Exercise directions: Take the entries below and reproduce them word for word.
--- Begin Information shown ---
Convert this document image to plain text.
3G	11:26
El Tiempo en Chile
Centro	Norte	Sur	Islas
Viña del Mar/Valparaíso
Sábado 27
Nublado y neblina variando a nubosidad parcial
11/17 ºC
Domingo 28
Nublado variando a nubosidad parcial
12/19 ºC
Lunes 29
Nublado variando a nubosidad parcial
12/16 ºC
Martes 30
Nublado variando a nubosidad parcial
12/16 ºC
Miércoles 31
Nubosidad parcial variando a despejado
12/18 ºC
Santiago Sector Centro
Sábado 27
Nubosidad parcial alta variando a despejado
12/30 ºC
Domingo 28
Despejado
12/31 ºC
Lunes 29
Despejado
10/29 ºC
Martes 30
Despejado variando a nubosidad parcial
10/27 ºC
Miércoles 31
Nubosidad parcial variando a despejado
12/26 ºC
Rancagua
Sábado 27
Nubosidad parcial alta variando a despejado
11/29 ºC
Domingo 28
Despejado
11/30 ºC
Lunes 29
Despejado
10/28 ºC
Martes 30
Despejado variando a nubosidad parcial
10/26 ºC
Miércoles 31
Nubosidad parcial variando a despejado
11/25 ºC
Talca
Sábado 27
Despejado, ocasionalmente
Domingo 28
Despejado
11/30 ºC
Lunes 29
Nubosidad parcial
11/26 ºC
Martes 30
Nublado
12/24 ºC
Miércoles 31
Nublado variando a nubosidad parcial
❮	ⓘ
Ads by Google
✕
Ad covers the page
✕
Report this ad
--- End Information shown ---
Completed task:
Convert this document image to plain text.
3G	11:26
El Tiempo en Chile
Centro	Norte	Sur	Islas
Viña del Mar/Valparaíso
Sábado 27
Nublado y neblina variando a nubosidad parcial
11/17 ºC
Domingo 28
Nublado variando a nubosidad parcial
12/19 ºC
Lunes 29
Nublado variando a nubosidad parcial
12/16 ºC
Martes 30
Nublado variando a nubosidad parcial
12/16 ºC
Miércoles 31
Nubosidad parcial variando a despejado
12/18 ºC
Santiago Sector Centro
Sábado 27
Nubosidad parcial alta variando a despejado
12/30 ºC
Domingo 28
Despejado
12/31 ºC
Lunes 29
Despejado
10/29 ºC
Martes 30
Despejado variando a nubosidad parcial
10/27 ºC
Miércoles 31
Nubosidad parcial variando a despejado
12/26 ºC
Rancagua
Sábado 27
Nubosidad parcial alta variando a despejado
11/29 ºC
Domingo 28
Despejado
11/30 ºC
Lunes 29
Despejado
10/28 ºC
Martes 30
Despejado variando a nubosidad parcial
10/26 ºC
Miércoles 31
Nubosidad parcial variando a despejado
11/25 ºC
Talca
Sábado 27
Despejado, ocasionalmente
Domingo 28
Despejado
11/30 ºC
Lunes 29
Nubosidad parcial
11/26 ºC
Martes 30
Nublado
12/24 ºC
Miércoles 31
Nublado variando a nubosidad parcial
❮	ⓘ
Ads by Google
✕
Ad covers the page
✕
Report this ad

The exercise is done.